§ Data section:
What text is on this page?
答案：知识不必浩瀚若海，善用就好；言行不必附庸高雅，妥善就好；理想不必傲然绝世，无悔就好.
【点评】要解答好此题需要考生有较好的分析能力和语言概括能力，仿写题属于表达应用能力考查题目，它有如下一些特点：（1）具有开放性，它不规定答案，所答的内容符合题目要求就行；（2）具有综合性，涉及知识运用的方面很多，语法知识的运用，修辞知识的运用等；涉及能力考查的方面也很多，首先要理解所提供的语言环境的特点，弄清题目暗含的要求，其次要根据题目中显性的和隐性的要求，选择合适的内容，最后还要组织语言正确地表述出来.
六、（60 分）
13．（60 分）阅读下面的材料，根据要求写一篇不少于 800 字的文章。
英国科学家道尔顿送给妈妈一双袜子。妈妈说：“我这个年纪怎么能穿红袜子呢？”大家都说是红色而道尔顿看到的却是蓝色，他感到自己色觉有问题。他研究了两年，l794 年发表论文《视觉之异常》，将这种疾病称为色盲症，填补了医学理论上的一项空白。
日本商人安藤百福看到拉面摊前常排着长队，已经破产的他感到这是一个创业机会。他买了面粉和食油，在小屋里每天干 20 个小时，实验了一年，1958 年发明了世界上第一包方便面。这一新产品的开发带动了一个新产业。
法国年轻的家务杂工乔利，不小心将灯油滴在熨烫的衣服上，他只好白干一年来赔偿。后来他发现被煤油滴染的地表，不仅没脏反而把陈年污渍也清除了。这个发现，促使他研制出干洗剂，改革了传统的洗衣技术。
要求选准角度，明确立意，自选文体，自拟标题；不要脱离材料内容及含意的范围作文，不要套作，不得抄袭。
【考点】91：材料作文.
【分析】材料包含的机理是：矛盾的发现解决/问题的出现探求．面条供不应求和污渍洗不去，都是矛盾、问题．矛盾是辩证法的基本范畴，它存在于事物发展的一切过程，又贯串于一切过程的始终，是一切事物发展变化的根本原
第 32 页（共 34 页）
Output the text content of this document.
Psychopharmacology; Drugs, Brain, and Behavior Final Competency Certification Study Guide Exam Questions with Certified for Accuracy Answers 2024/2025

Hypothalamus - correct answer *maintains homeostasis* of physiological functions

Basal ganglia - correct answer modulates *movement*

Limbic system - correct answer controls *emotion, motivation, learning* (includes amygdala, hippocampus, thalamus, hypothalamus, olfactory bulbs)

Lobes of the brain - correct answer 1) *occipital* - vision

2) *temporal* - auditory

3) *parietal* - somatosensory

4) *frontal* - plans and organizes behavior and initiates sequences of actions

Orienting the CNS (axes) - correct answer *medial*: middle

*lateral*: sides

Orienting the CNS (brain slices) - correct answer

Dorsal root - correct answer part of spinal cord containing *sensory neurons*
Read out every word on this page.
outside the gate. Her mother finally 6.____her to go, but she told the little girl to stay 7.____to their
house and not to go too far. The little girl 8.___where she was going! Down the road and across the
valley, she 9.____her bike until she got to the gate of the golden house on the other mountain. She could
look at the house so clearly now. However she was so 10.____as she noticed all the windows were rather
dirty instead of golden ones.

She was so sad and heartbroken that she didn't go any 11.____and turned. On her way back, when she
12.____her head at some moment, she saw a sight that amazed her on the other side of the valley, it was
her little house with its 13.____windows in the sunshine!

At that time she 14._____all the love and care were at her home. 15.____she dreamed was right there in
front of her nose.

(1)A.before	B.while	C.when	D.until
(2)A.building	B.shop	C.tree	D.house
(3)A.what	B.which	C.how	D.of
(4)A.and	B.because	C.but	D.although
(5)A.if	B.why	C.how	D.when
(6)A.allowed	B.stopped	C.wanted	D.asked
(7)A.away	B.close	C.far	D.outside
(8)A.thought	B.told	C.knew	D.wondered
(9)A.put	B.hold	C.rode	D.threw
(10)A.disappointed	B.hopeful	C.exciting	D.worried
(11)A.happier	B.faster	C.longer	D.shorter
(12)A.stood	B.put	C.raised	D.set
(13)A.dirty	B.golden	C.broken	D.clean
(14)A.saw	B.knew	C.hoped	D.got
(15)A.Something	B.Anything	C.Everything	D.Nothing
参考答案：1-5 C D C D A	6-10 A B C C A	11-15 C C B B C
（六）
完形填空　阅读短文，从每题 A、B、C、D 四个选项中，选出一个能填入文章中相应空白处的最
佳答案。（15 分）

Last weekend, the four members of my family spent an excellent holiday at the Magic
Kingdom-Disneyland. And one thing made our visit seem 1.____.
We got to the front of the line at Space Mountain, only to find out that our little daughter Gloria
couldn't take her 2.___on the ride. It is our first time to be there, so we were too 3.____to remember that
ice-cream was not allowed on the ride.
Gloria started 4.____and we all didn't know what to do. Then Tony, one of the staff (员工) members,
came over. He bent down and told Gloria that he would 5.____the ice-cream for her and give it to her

§ Short task:
Gather all lines with the string "until" from the data.

§ In response:
valley, she 9.____her bike until she got to the gate of the golden house on the other mountain. She could
(1)A.before	B.while	C.when	D.until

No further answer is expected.